Your goal: Quote the whole listing word for word, please.

Dataset entries:
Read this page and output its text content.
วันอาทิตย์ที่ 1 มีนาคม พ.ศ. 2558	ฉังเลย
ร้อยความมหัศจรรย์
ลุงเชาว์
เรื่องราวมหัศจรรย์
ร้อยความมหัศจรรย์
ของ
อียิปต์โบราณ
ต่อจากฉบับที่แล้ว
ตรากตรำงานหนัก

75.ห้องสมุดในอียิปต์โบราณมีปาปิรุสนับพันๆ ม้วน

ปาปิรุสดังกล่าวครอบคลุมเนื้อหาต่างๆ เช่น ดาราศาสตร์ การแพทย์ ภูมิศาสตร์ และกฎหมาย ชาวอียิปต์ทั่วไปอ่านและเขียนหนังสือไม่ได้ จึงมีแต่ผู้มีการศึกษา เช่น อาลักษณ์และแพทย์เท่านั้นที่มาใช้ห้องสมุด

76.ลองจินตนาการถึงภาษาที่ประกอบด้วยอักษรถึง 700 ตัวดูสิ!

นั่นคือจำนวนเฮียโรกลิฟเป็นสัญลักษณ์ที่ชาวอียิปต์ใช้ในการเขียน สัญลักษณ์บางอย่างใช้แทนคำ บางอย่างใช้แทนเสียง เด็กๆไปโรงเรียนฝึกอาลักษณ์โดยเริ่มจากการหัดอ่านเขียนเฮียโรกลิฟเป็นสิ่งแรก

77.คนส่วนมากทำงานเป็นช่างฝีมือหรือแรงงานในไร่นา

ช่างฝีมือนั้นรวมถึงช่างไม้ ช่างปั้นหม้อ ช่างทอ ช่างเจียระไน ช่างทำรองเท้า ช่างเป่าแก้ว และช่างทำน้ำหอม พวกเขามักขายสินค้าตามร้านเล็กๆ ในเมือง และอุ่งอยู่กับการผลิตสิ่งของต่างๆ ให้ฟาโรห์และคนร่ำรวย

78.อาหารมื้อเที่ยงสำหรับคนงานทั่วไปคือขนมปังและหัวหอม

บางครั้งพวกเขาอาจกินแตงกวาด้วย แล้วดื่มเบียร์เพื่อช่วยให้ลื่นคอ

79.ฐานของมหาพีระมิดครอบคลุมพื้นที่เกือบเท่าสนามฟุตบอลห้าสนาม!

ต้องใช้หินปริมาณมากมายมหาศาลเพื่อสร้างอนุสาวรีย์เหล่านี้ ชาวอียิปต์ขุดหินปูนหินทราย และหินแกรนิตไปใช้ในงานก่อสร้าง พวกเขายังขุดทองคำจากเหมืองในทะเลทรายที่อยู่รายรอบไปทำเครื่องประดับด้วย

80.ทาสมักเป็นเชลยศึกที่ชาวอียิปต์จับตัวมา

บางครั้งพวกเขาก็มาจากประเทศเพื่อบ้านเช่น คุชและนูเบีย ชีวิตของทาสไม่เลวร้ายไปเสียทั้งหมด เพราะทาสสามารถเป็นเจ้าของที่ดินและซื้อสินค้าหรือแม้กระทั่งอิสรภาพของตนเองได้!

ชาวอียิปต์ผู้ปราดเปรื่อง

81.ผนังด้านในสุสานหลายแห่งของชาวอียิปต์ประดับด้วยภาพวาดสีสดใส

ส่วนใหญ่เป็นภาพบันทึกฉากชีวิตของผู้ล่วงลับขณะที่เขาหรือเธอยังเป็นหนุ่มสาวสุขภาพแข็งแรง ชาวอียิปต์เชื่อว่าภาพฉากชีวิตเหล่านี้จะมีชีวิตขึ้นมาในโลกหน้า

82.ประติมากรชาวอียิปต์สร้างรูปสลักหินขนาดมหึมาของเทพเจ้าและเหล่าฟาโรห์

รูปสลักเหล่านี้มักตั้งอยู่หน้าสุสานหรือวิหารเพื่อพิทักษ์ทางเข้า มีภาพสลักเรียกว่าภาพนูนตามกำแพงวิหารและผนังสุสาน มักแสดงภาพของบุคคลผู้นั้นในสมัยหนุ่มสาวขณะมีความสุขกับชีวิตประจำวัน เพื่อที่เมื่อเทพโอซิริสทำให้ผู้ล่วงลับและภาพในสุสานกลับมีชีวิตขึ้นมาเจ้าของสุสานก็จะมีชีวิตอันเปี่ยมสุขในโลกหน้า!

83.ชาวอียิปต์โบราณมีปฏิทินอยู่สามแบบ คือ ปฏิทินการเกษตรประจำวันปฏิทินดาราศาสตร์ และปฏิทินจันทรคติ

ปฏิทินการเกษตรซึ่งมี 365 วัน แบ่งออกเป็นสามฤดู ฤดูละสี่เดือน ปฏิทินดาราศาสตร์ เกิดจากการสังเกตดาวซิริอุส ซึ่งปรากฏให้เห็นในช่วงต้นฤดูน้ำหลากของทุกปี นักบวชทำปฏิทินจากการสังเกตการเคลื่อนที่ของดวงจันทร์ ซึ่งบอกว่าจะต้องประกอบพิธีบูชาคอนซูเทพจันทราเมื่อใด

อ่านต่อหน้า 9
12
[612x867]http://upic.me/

Written answer:
Read this page and output its text content.
วันอาทิตย์ที่ 1 มีนาคม พ.ศ. 2558	ฉังเลย
ร้อยความมหัศจรรย์
ลุงเชาว์
เรื่องราวมหัศจรรย์
ร้อยความมหัศจรรย์
ของ
อียิปต์โบราณ
ต่อจากฉบับที่แล้ว
ตรากตรำงานหนัก

75.ห้องสมุดในอียิปต์โบราณมีปาปิรุสนับพันๆ ม้วน

ปาปิรุสดังกล่าวครอบคลุมเนื้อหาต่างๆ เช่น ดาราศาสตร์ การแพทย์ ภูมิศาสตร์ และกฎหมาย ชาวอียิปต์ทั่วไปอ่านและเขียนหนังสือไม่ได้ จึงมีแต่ผู้มีการศึกษา เช่น อาลักษณ์และแพทย์เท่านั้นที่มาใช้ห้องสมุด

76.ลองจินตนาการถึงภาษาที่ประกอบด้วยอักษรถึง 700 ตัวดูสิ!

นั่นคือจำนวนเฮียโรกลิฟเป็นสัญลักษณ์ที่ชาวอียิปต์ใช้ในการเขียน สัญลักษณ์บางอย่างใช้แทนคำ บางอย่างใช้แทนเสียง เด็กๆไปโรงเรียนฝึกอาลักษณ์โดยเริ่มจากการหัดอ่านเขียนเฮียโรกลิฟเป็นสิ่งแรก

77.คนส่วนมากทำงานเป็นช่างฝีมือหรือแรงงานในไร่นา

ช่างฝีมือนั้นรวมถึงช่างไม้ ช่างปั้นหม้อ ช่างทอ ช่างเจียระไน ช่างทำรองเท้า ช่างเป่าแก้ว และช่างทำน้ำหอม พวกเขามักขายสินค้าตามร้านเล็กๆ ในเมือง และอุ่งอยู่กับการผลิตสิ่งของต่างๆ ให้ฟาโรห์และคนร่ำรวย

78.อาหารมื้อเที่ยงสำหรับคนงานทั่วไปคือขนมปังและหัวหอม

บางครั้งพวกเขาอาจกินแตงกวาด้วย แล้วดื่มเบียร์เพื่อช่วยให้ลื่นคอ

79.ฐานของมหาพีระมิดครอบคลุมพื้นที่เกือบเท่าสนามฟุตบอลห้าสนาม!

ต้องใช้หินปริมาณมากมายมหาศาลเพื่อสร้างอนุสาวรีย์เหล่านี้ ชาวอียิปต์ขุดหินปูนหินทราย และหินแกรนิตไปใช้ในงานก่อสร้าง พวกเขายังขุดทองคำจากเหมืองในทะเลทรายที่อยู่รายรอบไปทำเครื่องประดับด้วย

80.ทาสมักเป็นเชลยศึกที่ชาวอียิปต์จับตัวมา

บางครั้งพวกเขาก็มาจากประเทศเพื่อบ้านเช่น คุชและนูเบีย ชีวิตของทาสไม่เลวร้ายไปเสียทั้งหมด เพราะทาสสามารถเป็นเจ้าของที่ดินและซื้อสินค้าหรือแม้กระทั่งอิสรภาพของตนเองได้!

ชาวอียิปต์ผู้ปราดเปรื่อง

81.ผนังด้านในสุสานหลายแห่งของชาวอียิปต์ประดับด้วยภาพวาดสีสดใส

ส่วนใหญ่เป็นภาพบันทึกฉากชีวิตของผู้ล่วงลับขณะที่เขาหรือเธอยังเป็นหนุ่มสาวสุขภาพแข็งแรง ชาวอียิปต์เชื่อว่าภาพฉากชีวิตเหล่านี้จะมีชีวิตขึ้นมาในโลกหน้า

82.ประติมากรชาวอียิปต์สร้างรูปสลักหินขนาดมหึมาของเทพเจ้าและเหล่าฟาโรห์

รูปสลักเหล่านี้มักตั้งอยู่หน้าสุสานหรือวิหารเพื่อพิทักษ์ทางเข้า มีภาพสลักเรียกว่าภาพนูนตามกำแพงวิหารและผนังสุสาน มักแสดงภาพของบุคคลผู้นั้นในสมัยหนุ่มสาวขณะมีความสุขกับชีวิตประจำวัน เพื่อที่เมื่อเทพโอซิริสทำให้ผู้ล่วงลับและภาพในสุสานกลับมีชีวิตขึ้นมาเจ้าของสุสานก็จะมีชีวิตอันเปี่ยมสุขในโลกหน้า!

83.ชาวอียิปต์โบราณมีปฏิทินอยู่สามแบบ คือ ปฏิทินการเกษตรประจำวันปฏิทินดาราศาสตร์ และปฏิทินจันทรคติ

ปฏิทินการเกษตรซึ่งมี 365 วัน แบ่งออกเป็นสามฤดู ฤดูละสี่เดือน ปฏิทินดาราศาสตร์ เกิดจากการสังเกตดาวซิริอุส ซึ่งปรากฏให้เห็นในช่วงต้นฤดูน้ำหลากของทุกปี นักบวชทำปฏิทินจากการสังเกตการเคลื่อนที่ของดวงจันทร์ ซึ่งบอกว่าจะต้องประกอบพิธีบูชาคอนซูเทพจันทราเมื่อใด

อ่านต่อหน้า 9
12
[612x867]http://upic.me/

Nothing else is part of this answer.